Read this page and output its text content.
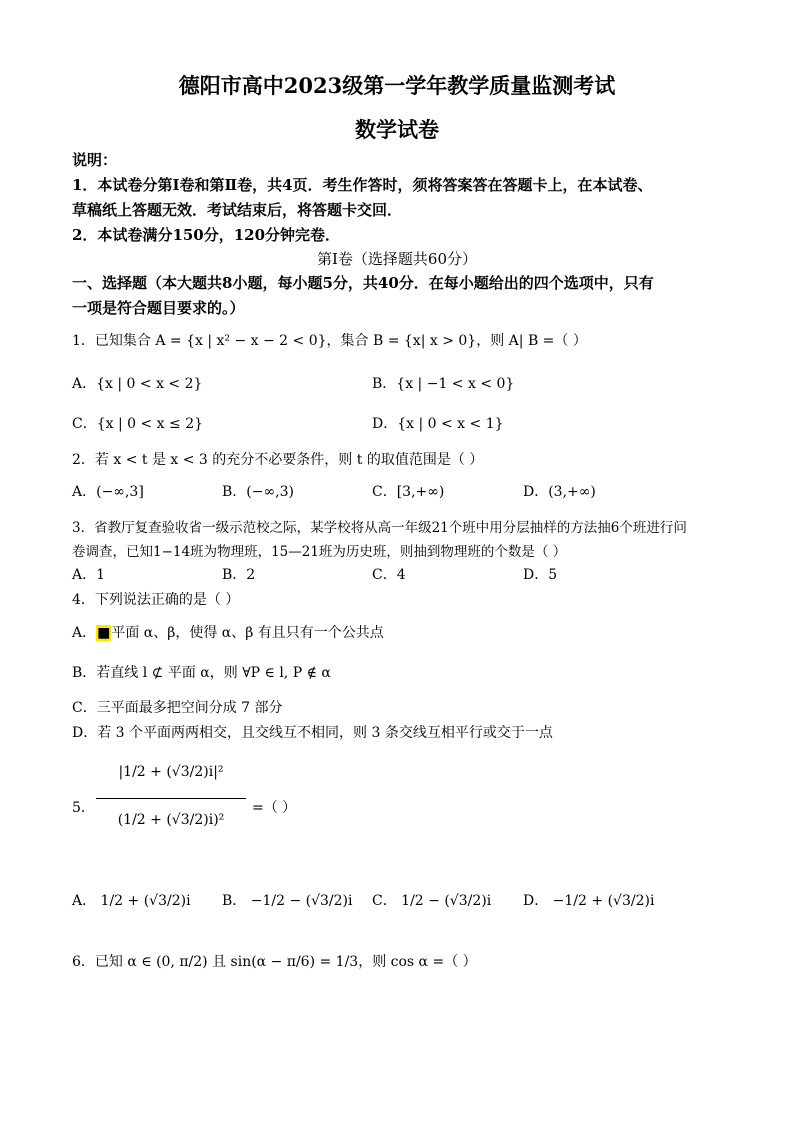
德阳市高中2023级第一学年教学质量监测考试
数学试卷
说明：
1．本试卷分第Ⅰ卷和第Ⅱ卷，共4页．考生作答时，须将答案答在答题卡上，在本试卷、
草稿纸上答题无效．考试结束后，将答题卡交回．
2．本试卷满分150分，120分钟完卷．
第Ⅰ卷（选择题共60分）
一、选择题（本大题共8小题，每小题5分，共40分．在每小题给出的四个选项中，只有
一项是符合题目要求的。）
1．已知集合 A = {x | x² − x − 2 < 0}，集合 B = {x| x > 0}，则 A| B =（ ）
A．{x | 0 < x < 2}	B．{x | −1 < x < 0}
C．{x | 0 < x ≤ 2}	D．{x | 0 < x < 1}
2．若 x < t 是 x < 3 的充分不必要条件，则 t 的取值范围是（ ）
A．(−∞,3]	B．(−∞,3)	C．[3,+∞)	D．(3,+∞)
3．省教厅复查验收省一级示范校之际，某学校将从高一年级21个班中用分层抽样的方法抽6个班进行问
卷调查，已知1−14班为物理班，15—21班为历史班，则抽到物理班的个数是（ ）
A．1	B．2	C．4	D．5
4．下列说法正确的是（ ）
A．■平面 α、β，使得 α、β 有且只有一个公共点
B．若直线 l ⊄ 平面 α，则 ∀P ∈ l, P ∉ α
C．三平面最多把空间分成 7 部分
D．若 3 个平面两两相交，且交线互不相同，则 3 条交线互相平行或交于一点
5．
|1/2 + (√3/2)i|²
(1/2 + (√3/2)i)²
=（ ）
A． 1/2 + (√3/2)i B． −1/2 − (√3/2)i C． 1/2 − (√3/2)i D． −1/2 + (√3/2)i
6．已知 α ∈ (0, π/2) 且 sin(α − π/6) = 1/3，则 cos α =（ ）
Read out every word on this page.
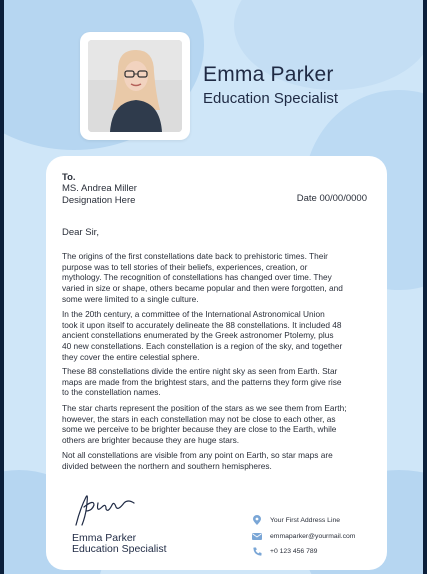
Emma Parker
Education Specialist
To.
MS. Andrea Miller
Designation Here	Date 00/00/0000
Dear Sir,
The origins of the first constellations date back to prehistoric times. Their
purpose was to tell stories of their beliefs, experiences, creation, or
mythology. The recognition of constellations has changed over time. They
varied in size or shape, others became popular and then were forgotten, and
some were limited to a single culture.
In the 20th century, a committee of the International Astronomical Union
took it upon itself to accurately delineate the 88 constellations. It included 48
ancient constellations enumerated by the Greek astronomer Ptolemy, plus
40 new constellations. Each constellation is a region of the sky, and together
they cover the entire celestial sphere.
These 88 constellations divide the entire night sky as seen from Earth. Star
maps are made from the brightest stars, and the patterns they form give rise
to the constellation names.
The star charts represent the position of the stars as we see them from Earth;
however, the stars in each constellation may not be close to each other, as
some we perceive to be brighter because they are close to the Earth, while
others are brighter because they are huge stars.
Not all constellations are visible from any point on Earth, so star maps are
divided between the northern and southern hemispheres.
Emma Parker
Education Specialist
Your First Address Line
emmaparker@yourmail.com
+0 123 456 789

■ **WHAT IS NEEDED**: Set every line down exactly as written, leaving each picture out.

■ **REPLY**:
Read this page and output its text content.
德阳市高中2023级第一学年教学质量监测考试
数学试卷
说明：
1．本试卷分第Ⅰ卷和第Ⅱ卷，共4页．考生作答时，须将答案答在答题卡上，在本试卷、
草稿纸上答题无效．考试结束后，将答题卡交回．
2．本试卷满分150分，120分钟完卷．
第Ⅰ卷（选择题共60分）
一、选择题（本大题共8小题，每小题5分，共40分．在每小题给出的四个选项中，只有
一项是符合题目要求的。）
1．已知集合 A = {x | x² − x − 2 < 0}，集合 B = {x| x > 0}，则 A| B =（ ）
A．{x | 0 < x < 2}	B．{x | −1 < x < 0}
C．{x | 0 < x ≤ 2}	D．{x | 0 < x < 1}
2．若 x < t 是 x < 3 的充分不必要条件，则 t 的取值范围是（ ）
A．(−∞,3]	B．(−∞,3)	C．[3,+∞)	D．(3,+∞)
3．省教厅复查验收省一级示范校之际，某学校将从高一年级21个班中用分层抽样的方法抽6个班进行问
卷调查，已知1−14班为物理班，15—21班为历史班，则抽到物理班的个数是（ ）
A．1	B．2	C．4	D．5
4．下列说法正确的是（ ）
A．■平面 α、β，使得 α、β 有且只有一个公共点
B．若直线 l ⊄ 平面 α，则 ∀P ∈ l, P ∉ α
C．三平面最多把空间分成 7 部分
D．若 3 个平面两两相交，且交线互不相同，则 3 条交线互相平行或交于一点
5．
|1/2 + (√3/2)i|²
(1/2 + (√3/2)i)²
=（ ）
A． 1/2 + (√3/2)i B． −1/2 − (√3/2)i C． 1/2 − (√3/2)i D． −1/2 + (√3/2)i
6．已知 α ∈ (0, π/2) 且 sin(α − π/6) = 1/3，则 cos α =（ ）
Read out every word on this page.
Emma Parker
Education Specialist
To.
MS. Andrea Miller
Designation Here	Date 00/00/0000
Dear Sir,
The origins of the first constellations date back to prehistoric times. Their
purpose was to tell stories of their beliefs, experiences, creation, or
mythology. The recognition of constellations has changed over time. They
varied in size or shape, others became popular and then were forgotten, and
some were limited to a single culture.
In the 20th century, a committee of the International Astronomical Union
took it upon itself to accurately delineate the 88 constellations. It included 48
ancient constellations enumerated by the Greek astronomer Ptolemy, plus
40 new constellations. Each constellation is a region of the sky, and together
they cover the entire celestial sphere.
These 88 constellations divide the entire night sky as seen from Earth. Star
maps are made from the brightest stars, and the patterns they form give rise
to the constellation names.
The star charts represent the position of the stars as we see them from Earth;
however, the stars in each constellation may not be close to each other, as
some we perceive to be brighter because they are close to the Earth, while
others are brighter because they are huge stars.
Not all constellations are visible from any point on Earth, so star maps are
divided between the northern and southern hemispheres.
Emma Parker
Education Specialist
Your First Address Line
emmaparker@yourmail.com
+0 123 456 789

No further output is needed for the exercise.